WHAT YOU HAVE TO DO: Pull out every line in the data that has the string "własnej" in it.

GIVEN DATA:
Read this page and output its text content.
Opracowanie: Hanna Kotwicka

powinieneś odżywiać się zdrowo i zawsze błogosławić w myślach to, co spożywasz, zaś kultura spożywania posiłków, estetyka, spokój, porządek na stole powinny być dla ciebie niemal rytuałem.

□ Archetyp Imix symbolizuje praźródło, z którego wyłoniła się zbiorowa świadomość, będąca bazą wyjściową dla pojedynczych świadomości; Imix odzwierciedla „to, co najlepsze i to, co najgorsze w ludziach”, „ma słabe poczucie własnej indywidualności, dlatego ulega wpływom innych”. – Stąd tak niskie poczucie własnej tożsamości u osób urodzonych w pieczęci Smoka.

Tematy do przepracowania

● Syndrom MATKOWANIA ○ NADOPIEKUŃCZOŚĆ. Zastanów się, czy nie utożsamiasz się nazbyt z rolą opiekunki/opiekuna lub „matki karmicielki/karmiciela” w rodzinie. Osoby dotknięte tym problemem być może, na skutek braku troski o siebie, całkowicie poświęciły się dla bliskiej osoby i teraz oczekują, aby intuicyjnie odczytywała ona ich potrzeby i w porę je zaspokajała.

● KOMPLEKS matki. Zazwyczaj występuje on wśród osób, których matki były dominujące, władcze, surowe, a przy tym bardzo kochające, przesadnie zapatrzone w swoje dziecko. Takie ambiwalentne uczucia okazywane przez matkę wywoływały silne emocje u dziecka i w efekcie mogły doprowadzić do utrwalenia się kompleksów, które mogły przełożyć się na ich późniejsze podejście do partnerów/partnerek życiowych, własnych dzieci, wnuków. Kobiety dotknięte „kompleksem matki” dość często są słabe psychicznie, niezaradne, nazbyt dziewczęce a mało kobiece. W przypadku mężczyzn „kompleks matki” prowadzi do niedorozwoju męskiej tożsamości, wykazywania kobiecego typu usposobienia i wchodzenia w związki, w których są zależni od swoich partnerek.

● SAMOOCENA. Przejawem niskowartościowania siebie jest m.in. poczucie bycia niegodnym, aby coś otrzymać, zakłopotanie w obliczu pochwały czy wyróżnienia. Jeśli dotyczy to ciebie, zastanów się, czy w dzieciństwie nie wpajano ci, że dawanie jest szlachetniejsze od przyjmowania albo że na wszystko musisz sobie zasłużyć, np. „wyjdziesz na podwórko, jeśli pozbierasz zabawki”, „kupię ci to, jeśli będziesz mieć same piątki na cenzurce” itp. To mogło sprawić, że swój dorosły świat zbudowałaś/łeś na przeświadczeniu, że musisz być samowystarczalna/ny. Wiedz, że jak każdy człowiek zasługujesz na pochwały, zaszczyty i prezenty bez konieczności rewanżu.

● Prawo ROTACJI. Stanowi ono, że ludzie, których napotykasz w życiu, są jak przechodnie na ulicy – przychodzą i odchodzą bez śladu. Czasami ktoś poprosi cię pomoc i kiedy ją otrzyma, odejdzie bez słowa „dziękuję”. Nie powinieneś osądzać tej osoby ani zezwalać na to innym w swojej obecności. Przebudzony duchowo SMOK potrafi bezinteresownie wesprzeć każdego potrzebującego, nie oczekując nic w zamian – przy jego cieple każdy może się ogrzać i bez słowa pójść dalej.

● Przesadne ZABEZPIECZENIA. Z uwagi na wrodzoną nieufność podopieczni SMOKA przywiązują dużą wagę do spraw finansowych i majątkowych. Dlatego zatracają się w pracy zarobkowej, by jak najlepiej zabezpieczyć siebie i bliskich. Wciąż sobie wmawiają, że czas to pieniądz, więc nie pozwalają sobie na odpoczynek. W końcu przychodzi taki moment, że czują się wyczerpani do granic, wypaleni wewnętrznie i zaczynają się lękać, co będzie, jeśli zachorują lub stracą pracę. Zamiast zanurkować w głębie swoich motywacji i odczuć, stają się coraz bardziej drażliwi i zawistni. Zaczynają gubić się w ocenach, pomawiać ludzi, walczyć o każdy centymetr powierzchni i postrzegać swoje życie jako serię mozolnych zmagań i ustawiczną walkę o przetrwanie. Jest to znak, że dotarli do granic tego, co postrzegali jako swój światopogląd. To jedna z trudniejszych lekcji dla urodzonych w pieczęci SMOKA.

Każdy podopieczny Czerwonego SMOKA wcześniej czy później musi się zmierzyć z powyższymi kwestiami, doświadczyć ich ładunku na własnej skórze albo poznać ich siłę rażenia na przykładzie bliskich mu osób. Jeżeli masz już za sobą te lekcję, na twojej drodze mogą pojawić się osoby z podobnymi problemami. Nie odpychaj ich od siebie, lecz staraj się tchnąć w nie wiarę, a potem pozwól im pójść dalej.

SOLUTION TO THE PROBLEM:
□ Archetyp Imix symbolizuje praźródło, z którego wyłoniła się zbiorowa świadomość, będąca bazą wyjściową dla pojedynczych świadomości; Imix odzwierciedla „to, co najlepsze i to, co najgorsze w ludziach”, „ma słabe poczucie własnej indywidualności, dlatego ulega wpływom innych”. – Stąd tak niskie poczucie własnej tożsamości u osób urodzonych w pieczęci Smoka.
Każdy podopieczny Czerwonego SMOKA wcześniej czy później musi się zmierzyć z powyższymi kwestiami, doświadczyć ich ładunku na własnej skórze albo poznać ich siłę rażenia na przykładzie bliskich mu osób. Jeżeli masz już za sobą te lekcję, na twojej drodze mogą pojawić się osoby z podobnymi problemami. Nie odpychaj ich od siebie, lecz staraj się tchnąć w nie wiarę, a potem pozwól im pójść dalej.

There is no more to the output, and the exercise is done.